(Items from a figure collection)
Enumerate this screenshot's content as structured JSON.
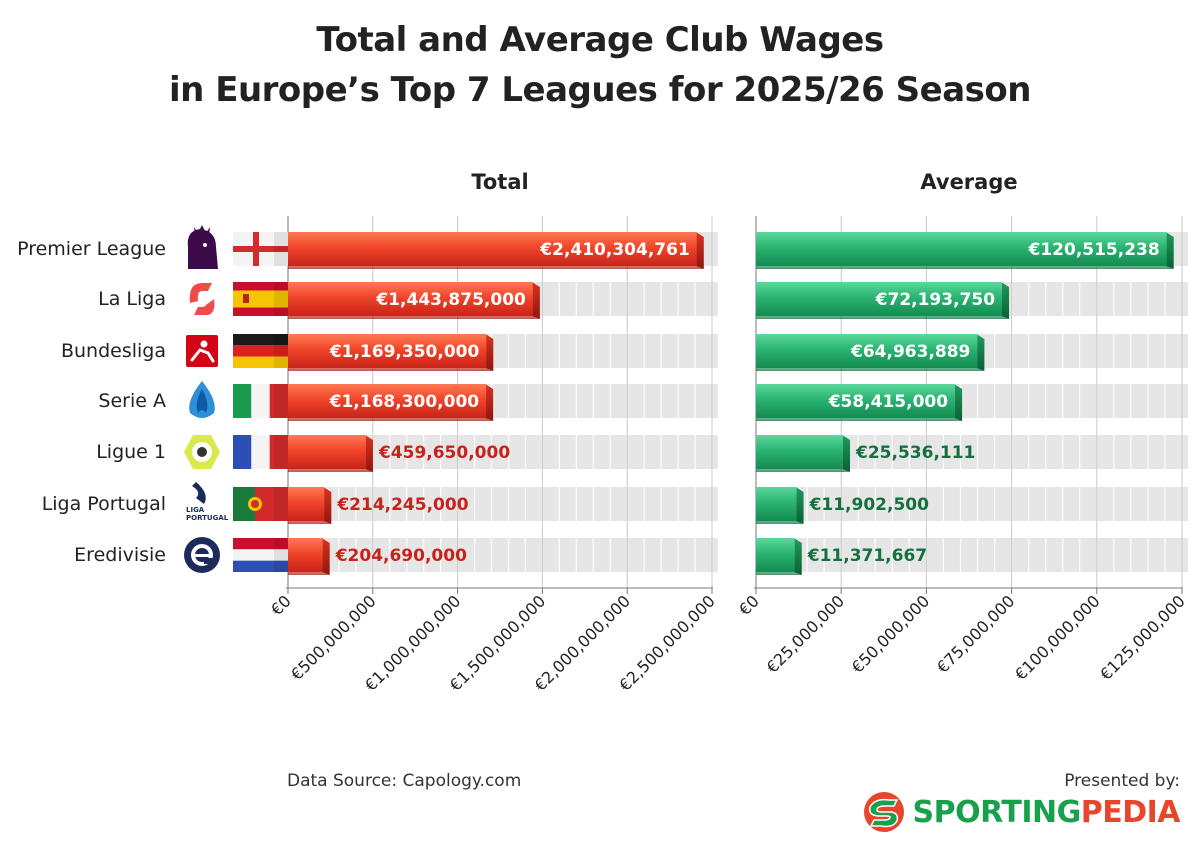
{
  "title_line1": "Total and Average Club Wages",
  "title_line2": "in Europe’s Top 7 Leagues for 2025/26 Season",
  "chart_data": [
    {
      "type": "bar",
      "orientation": "horizontal",
      "title": "Total",
      "categories": [
        "Premier League",
        "La Liga",
        "Bundesliga",
        "Serie A",
        "Ligue 1",
        "Liga Portugal",
        "Eredivisie"
      ],
      "values": [
        2410304761,
        1443875000,
        1169350000,
        1168300000,
        459650000,
        214245000,
        204690000
      ],
      "value_labels": [
        "€2,410,304,761",
        "€1,443,875,000",
        "€1,169,350,000",
        "€1,168,300,000",
        "€459,650,000",
        "€214,245,000",
        "€204,690,000"
      ],
      "xlim": [
        0,
        2500000000
      ],
      "xticks": [
        0,
        500000000,
        1000000000,
        1500000000,
        2000000000,
        2500000000
      ],
      "xtick_labels": [
        "€0",
        "€500,000,000",
        "€1,000,000,000",
        "€1,500,000,000",
        "€2,000,000,000",
        "€2,500,000,000"
      ],
      "color": "#e8452c"
    },
    {
      "type": "bar",
      "orientation": "horizontal",
      "title": "Average",
      "categories": [
        "Premier League",
        "La Liga",
        "Bundesliga",
        "Serie A",
        "Ligue 1",
        "Liga Portugal",
        "Eredivisie"
      ],
      "values": [
        120515238,
        72193750,
        64963889,
        58415000,
        25536111,
        11902500,
        11371667
      ],
      "value_labels": [
        "€120,515,238",
        "€72,193,750",
        "€64,963,889",
        "€58,415,000",
        "€25,536,111",
        "€11,902,500",
        "€11,371,667"
      ],
      "xlim": [
        0,
        125000000
      ],
      "xticks": [
        0,
        25000000,
        50000000,
        75000000,
        100000000,
        125000000
      ],
      "xtick_labels": [
        "€0",
        "€25,000,000",
        "€50,000,000",
        "€75,000,000",
        "€100,000,000",
        "€125,000,000"
      ],
      "color": "#27b071"
    }
  ],
  "leagues": [
    {
      "name": "Premier League",
      "flag": "england"
    },
    {
      "name": "La Liga",
      "flag": "spain"
    },
    {
      "name": "Bundesliga",
      "flag": "germany"
    },
    {
      "name": "Serie A",
      "flag": "italy"
    },
    {
      "name": "Ligue 1",
      "flag": "france"
    },
    {
      "name": "Liga Portugal",
      "flag": "portugal"
    },
    {
      "name": "Eredivisie",
      "flag": "netherlands"
    }
  ],
  "logo_texts": {
    "liga_portugal": "LIGA PORTUGAL"
  },
  "footer": {
    "source": "Data Source: Capology.com",
    "presented_by": "Presented by:",
    "brand_part1": "SPORTING",
    "brand_part2": "PEDIA"
  },
  "colors": {
    "total_bar": "#e8452c",
    "total_label_outside": "#c8231a",
    "average_bar": "#27b071",
    "average_label_outside": "#14703d",
    "stripe": "#e6e6e6"
  }
}
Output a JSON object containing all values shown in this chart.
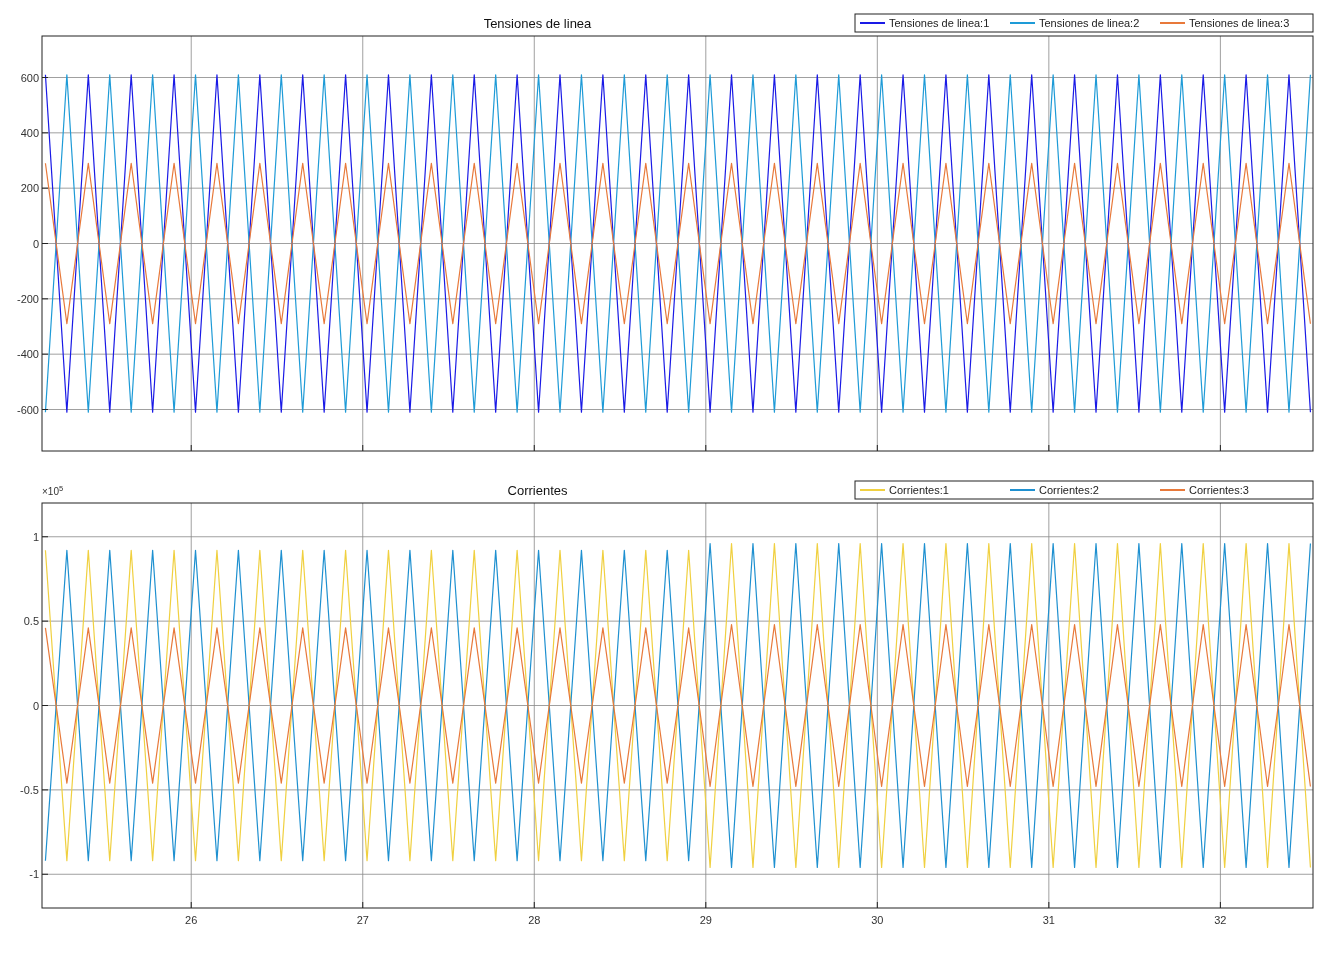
{
  "chart_data": [
    {
      "type": "line",
      "title": "Tensiones de linea",
      "xlim": [
        25.13,
        32.54
      ],
      "xticks": [
        26,
        27,
        28,
        29,
        30,
        31,
        32
      ],
      "ylim": [
        -750,
        750
      ],
      "yticks": [
        -600,
        -400,
        -200,
        0,
        200,
        400,
        600
      ],
      "tick_labels": "y",
      "grid": true,
      "legend": "top right",
      "line_style": "solid",
      "x": [
        25.15,
        25.275,
        25.4,
        25.525,
        25.65,
        25.775,
        25.9,
        26.025,
        26.15,
        26.275,
        26.4,
        26.525,
        26.65,
        26.775,
        26.9,
        27.025,
        27.15,
        27.275,
        27.4,
        27.525,
        27.65,
        27.775,
        27.9,
        28.025,
        28.15,
        28.275,
        28.4,
        28.525,
        28.65,
        28.775,
        28.9,
        29.025,
        29.15,
        29.275,
        29.4,
        29.525,
        29.65,
        29.775,
        29.9,
        30.025,
        30.15,
        30.275,
        30.4,
        30.525,
        30.65,
        30.775,
        30.9,
        31.025,
        31.15,
        31.275,
        31.4,
        31.525,
        31.65,
        31.775,
        31.9,
        32.025,
        32.15,
        32.275,
        32.4,
        32.525
      ],
      "series": [
        {
          "name": "Tensiones de linea:1",
          "color": "#1a1ae6",
          "values": [
            610,
            -610,
            610,
            -610,
            610,
            -610,
            610,
            -610,
            610,
            -610,
            610,
            -610,
            610,
            -610,
            610,
            -610,
            610,
            -610,
            610,
            -610,
            610,
            -610,
            610,
            -610,
            610,
            -610,
            610,
            -610,
            610,
            -610,
            610,
            -610,
            610,
            -610,
            610,
            -610,
            610,
            -610,
            610,
            -610,
            610,
            -610,
            610,
            -610,
            610,
            -610,
            610,
            -610,
            610,
            -610,
            610,
            -610,
            610,
            -610,
            610,
            -610,
            610,
            -610,
            610,
            -610
          ]
        },
        {
          "name": "Tensiones de linea:2",
          "color": "#1e9bd7",
          "values": [
            -610,
            610,
            -610,
            610,
            -610,
            610,
            -610,
            610,
            -610,
            610,
            -610,
            610,
            -610,
            610,
            -610,
            610,
            -610,
            610,
            -610,
            610,
            -610,
            610,
            -610,
            610,
            -610,
            610,
            -610,
            610,
            -610,
            610,
            -610,
            610,
            -610,
            610,
            -610,
            610,
            -610,
            610,
            -610,
            610,
            -610,
            610,
            -610,
            610,
            -610,
            610,
            -610,
            610,
            -610,
            610,
            -610,
            610,
            -610,
            610,
            -610,
            610,
            -610,
            610,
            -610,
            610
          ]
        },
        {
          "name": "Tensiones de linea:3",
          "color": "#e8793a",
          "values": [
            290,
            -290,
            290,
            -290,
            290,
            -290,
            290,
            -290,
            290,
            -290,
            290,
            -290,
            290,
            -290,
            290,
            -290,
            290,
            -290,
            290,
            -290,
            290,
            -290,
            290,
            -290,
            290,
            -290,
            290,
            -290,
            290,
            -290,
            290,
            -290,
            290,
            -290,
            290,
            -290,
            290,
            -290,
            290,
            -290,
            290,
            -290,
            290,
            -290,
            290,
            -290,
            290,
            -290,
            290,
            -290,
            290,
            -290,
            290,
            -290,
            290,
            -290,
            290,
            -290,
            290,
            -290
          ]
        }
      ]
    },
    {
      "type": "line",
      "title": "Corrientes",
      "annotations": [
        "×10$^{5}$"
      ],
      "xlim": [
        25.13,
        32.54
      ],
      "xticks": [
        26,
        27,
        28,
        29,
        30,
        31,
        32
      ],
      "ylim": [
        -1.2,
        1.2
      ],
      "yticks": [
        -1,
        -0.5,
        0,
        0.5,
        1
      ],
      "grid": true,
      "legend": "top right",
      "line_style": "solid",
      "x": [
        25.15,
        25.275,
        25.4,
        25.525,
        25.65,
        25.775,
        25.9,
        26.025,
        26.15,
        26.275,
        26.4,
        26.525,
        26.65,
        26.775,
        26.9,
        27.025,
        27.15,
        27.275,
        27.4,
        27.525,
        27.65,
        27.775,
        27.9,
        28.025,
        28.15,
        28.275,
        28.4,
        28.525,
        28.65,
        28.775,
        28.9,
        29.025,
        29.15,
        29.275,
        29.4,
        29.525,
        29.65,
        29.775,
        29.9,
        30.025,
        30.15,
        30.275,
        30.4,
        30.525,
        30.65,
        30.775,
        30.9,
        31.025,
        31.15,
        31.275,
        31.4,
        31.525,
        31.65,
        31.775,
        31.9,
        32.025,
        32.15,
        32.275,
        32.4,
        32.525
      ],
      "series": [
        {
          "name": "Corrientes:1",
          "color": "#f0d040",
          "values": [
            0.92,
            -0.92,
            0.92,
            -0.92,
            0.92,
            -0.92,
            0.92,
            -0.92,
            0.92,
            -0.92,
            0.92,
            -0.92,
            0.92,
            -0.92,
            0.92,
            -0.92,
            0.92,
            -0.92,
            0.92,
            -0.92,
            0.92,
            -0.92,
            0.92,
            -0.92,
            0.92,
            -0.92,
            0.92,
            -0.92,
            0.92,
            -0.92,
            0.92,
            -0.96,
            0.96,
            -0.96,
            0.96,
            -0.96,
            0.96,
            -0.96,
            0.96,
            -0.96,
            0.96,
            -0.96,
            0.96,
            -0.96,
            0.96,
            -0.96,
            0.96,
            -0.96,
            0.96,
            -0.96,
            0.96,
            -0.96,
            0.96,
            -0.96,
            0.96,
            -0.96,
            0.96,
            -0.96,
            0.96,
            -0.96
          ]
        },
        {
          "name": "Corrientes:2",
          "color": "#1e90d0",
          "values": [
            -0.92,
            0.92,
            -0.92,
            0.92,
            -0.92,
            0.92,
            -0.92,
            0.92,
            -0.92,
            0.92,
            -0.92,
            0.92,
            -0.92,
            0.92,
            -0.92,
            0.92,
            -0.92,
            0.92,
            -0.92,
            0.92,
            -0.92,
            0.92,
            -0.92,
            0.92,
            -0.92,
            0.92,
            -0.92,
            0.92,
            -0.92,
            0.92,
            -0.92,
            0.96,
            -0.96,
            0.96,
            -0.96,
            0.96,
            -0.96,
            0.96,
            -0.96,
            0.96,
            -0.96,
            0.96,
            -0.96,
            0.96,
            -0.96,
            0.96,
            -0.96,
            0.96,
            -0.96,
            0.96,
            -0.96,
            0.96,
            -0.96,
            0.96,
            -0.96,
            0.96,
            -0.96,
            0.96,
            -0.96,
            0.96
          ]
        },
        {
          "name": "Corrientes:3",
          "color": "#e8793a",
          "values": [
            0.46,
            -0.46,
            0.46,
            -0.46,
            0.46,
            -0.46,
            0.46,
            -0.46,
            0.46,
            -0.46,
            0.46,
            -0.46,
            0.46,
            -0.46,
            0.46,
            -0.46,
            0.46,
            -0.46,
            0.46,
            -0.46,
            0.46,
            -0.46,
            0.46,
            -0.46,
            0.46,
            -0.46,
            0.46,
            -0.46,
            0.46,
            -0.46,
            0.46,
            -0.48,
            0.48,
            -0.48,
            0.48,
            -0.48,
            0.48,
            -0.48,
            0.48,
            -0.48,
            0.48,
            -0.48,
            0.48,
            -0.48,
            0.48,
            -0.48,
            0.48,
            -0.48,
            0.48,
            -0.48,
            0.48,
            -0.48,
            0.48,
            -0.48,
            0.48,
            -0.48,
            0.48,
            -0.48,
            0.48,
            -0.48
          ]
        }
      ]
    }
  ]
}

[TASK REQUIREMENTS]: Return each line of the listing that holds the string "JSON".

[FULL RESPONSE]:
Enumerate this screenshot's content as structured JSON.
Output a JSON object containing all values shown in this chart.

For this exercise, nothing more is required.